- _Your objective_
Make an exact copy of all the entries, but do not reproduce the pictures.

Supplied records start

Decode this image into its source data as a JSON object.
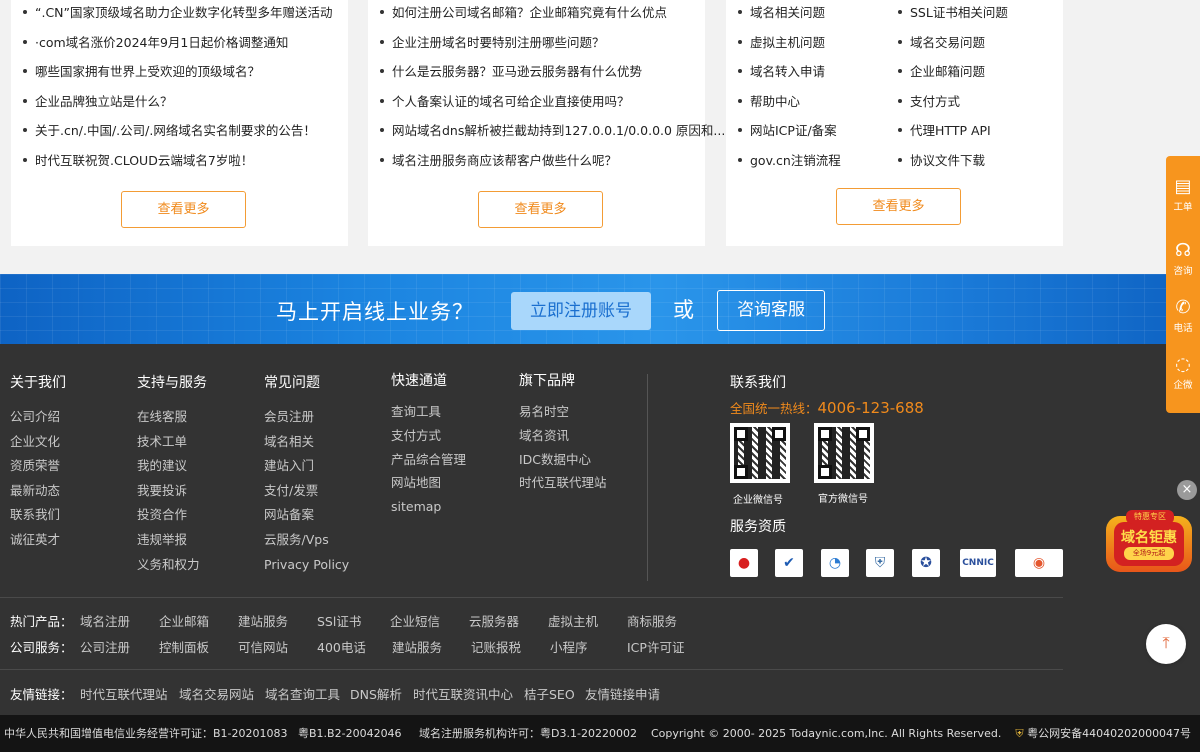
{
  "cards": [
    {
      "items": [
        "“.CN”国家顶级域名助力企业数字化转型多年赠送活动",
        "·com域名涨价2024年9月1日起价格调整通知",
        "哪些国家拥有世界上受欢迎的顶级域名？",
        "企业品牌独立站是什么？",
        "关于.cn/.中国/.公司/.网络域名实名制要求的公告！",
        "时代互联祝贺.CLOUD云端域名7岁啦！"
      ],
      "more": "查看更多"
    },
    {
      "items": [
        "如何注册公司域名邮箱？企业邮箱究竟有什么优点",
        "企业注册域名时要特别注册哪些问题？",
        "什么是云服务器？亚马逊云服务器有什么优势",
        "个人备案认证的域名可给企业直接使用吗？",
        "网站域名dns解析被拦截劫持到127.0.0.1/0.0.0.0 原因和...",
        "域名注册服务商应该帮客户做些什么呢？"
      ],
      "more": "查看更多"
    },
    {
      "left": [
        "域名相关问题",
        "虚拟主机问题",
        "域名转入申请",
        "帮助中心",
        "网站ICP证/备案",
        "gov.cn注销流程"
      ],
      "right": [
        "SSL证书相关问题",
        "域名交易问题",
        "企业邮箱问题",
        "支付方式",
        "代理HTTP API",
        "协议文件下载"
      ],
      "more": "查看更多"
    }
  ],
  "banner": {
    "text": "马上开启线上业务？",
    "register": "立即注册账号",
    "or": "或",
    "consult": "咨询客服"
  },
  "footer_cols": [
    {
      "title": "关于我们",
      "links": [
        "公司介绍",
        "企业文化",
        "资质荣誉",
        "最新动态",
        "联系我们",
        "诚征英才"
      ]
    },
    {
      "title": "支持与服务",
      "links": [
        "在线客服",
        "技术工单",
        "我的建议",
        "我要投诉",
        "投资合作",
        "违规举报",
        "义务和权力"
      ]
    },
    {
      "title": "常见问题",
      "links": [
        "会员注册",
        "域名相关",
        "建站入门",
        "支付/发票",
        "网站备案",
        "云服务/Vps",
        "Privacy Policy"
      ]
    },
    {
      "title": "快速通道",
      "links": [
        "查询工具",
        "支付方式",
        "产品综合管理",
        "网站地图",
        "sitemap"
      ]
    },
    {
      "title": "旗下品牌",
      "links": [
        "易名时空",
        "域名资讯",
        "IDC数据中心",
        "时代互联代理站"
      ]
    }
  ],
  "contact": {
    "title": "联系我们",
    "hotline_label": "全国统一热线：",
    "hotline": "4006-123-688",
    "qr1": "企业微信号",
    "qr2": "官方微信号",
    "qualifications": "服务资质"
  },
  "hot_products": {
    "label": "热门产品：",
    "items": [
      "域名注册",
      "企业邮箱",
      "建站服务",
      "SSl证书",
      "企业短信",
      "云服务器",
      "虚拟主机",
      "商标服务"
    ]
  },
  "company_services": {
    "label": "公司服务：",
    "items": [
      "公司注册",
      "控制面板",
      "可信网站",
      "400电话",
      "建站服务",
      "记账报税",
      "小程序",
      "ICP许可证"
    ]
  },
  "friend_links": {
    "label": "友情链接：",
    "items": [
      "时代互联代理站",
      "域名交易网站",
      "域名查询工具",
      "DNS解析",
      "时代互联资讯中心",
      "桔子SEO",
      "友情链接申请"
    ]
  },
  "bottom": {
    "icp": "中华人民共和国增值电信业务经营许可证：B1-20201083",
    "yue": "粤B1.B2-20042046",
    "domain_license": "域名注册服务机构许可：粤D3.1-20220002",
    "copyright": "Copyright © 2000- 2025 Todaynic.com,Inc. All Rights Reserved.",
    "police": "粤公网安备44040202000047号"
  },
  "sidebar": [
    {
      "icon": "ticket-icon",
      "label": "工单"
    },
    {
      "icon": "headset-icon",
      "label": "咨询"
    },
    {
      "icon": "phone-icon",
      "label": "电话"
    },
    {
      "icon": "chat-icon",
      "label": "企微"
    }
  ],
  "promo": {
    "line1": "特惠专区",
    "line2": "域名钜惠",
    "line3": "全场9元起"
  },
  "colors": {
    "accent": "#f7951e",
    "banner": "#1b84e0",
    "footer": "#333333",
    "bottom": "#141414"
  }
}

Supplied records end

- _Task output_
Decode this image into its source data as a JSON object.
{
  "cards": [
    {
      "items": [
        "“.CN”国家顶级域名助力企业数字化转型多年赠送活动",
        "·com域名涨价2024年9月1日起价格调整通知",
        "哪些国家拥有世界上受欢迎的顶级域名？",
        "企业品牌独立站是什么？",
        "关于.cn/.中国/.公司/.网络域名实名制要求的公告！",
        "时代互联祝贺.CLOUD云端域名7岁啦！"
      ],
      "more": "查看更多"
    },
    {
      "items": [
        "如何注册公司域名邮箱？企业邮箱究竟有什么优点",
        "企业注册域名时要特别注册哪些问题？",
        "什么是云服务器？亚马逊云服务器有什么优势",
        "个人备案认证的域名可给企业直接使用吗？",
        "网站域名dns解析被拦截劫持到127.0.0.1/0.0.0.0 原因和...",
        "域名注册服务商应该帮客户做些什么呢？"
      ],
      "more": "查看更多"
    },
    {
      "left": [
        "域名相关问题",
        "虚拟主机问题",
        "域名转入申请",
        "帮助中心",
        "网站ICP证/备案",
        "gov.cn注销流程"
      ],
      "right": [
        "SSL证书相关问题",
        "域名交易问题",
        "企业邮箱问题",
        "支付方式",
        "代理HTTP API",
        "协议文件下载"
      ],
      "more": "查看更多"
    }
  ],
  "banner": {
    "text": "马上开启线上业务？",
    "register": "立即注册账号",
    "or": "或",
    "consult": "咨询客服"
  },
  "footer_cols": [
    {
      "title": "关于我们",
      "links": [
        "公司介绍",
        "企业文化",
        "资质荣誉",
        "最新动态",
        "联系我们",
        "诚征英才"
      ]
    },
    {
      "title": "支持与服务",
      "links": [
        "在线客服",
        "技术工单",
        "我的建议",
        "我要投诉",
        "投资合作",
        "违规举报",
        "义务和权力"
      ]
    },
    {
      "title": "常见问题",
      "links": [
        "会员注册",
        "域名相关",
        "建站入门",
        "支付/发票",
        "网站备案",
        "云服务/Vps",
        "Privacy Policy"
      ]
    },
    {
      "title": "快速通道",
      "links": [
        "查询工具",
        "支付方式",
        "产品综合管理",
        "网站地图",
        "sitemap"
      ]
    },
    {
      "title": "旗下品牌",
      "links": [
        "易名时空",
        "域名资讯",
        "IDC数据中心",
        "时代互联代理站"
      ]
    }
  ],
  "contact": {
    "title": "联系我们",
    "hotline_label": "全国统一热线：",
    "hotline": "4006-123-688",
    "qr1": "企业微信号",
    "qr2": "官方微信号",
    "qualifications": "服务资质"
  },
  "hot_products": {
    "label": "热门产品：",
    "items": [
      "域名注册",
      "企业邮箱",
      "建站服务",
      "SSl证书",
      "企业短信",
      "云服务器",
      "虚拟主机",
      "商标服务"
    ]
  },
  "company_services": {
    "label": "公司服务：",
    "items": [
      "公司注册",
      "控制面板",
      "可信网站",
      "400电话",
      "建站服务",
      "记账报税",
      "小程序",
      "ICP许可证"
    ]
  },
  "friend_links": {
    "label": "友情链接：",
    "items": [
      "时代互联代理站",
      "域名交易网站",
      "域名查询工具",
      "DNS解析",
      "时代互联资讯中心",
      "桔子SEO",
      "友情链接申请"
    ]
  },
  "bottom": {
    "icp": "中华人民共和国增值电信业务经营许可证：B1-20201083",
    "yue": "粤B1.B2-20042046",
    "domain_license": "域名注册服务机构许可：粤D3.1-20220002",
    "copyright": "Copyright © 2000- 2025 Todaynic.com,Inc. All Rights Reserved.",
    "police": "粤公网安备44040202000047号"
  },
  "sidebar": [
    {
      "icon": "ticket-icon",
      "label": "工单"
    },
    {
      "icon": "headset-icon",
      "label": "咨询"
    },
    {
      "icon": "phone-icon",
      "label": "电话"
    },
    {
      "icon": "chat-icon",
      "label": "企微"
    }
  ],
  "promo": {
    "line1": "特惠专区",
    "line2": "域名钜惠",
    "line3": "全场9元起"
  },
  "colors": {
    "accent": "#f7951e",
    "banner": "#1b84e0",
    "footer": "#333333",
    "bottom": "#141414"
  }
}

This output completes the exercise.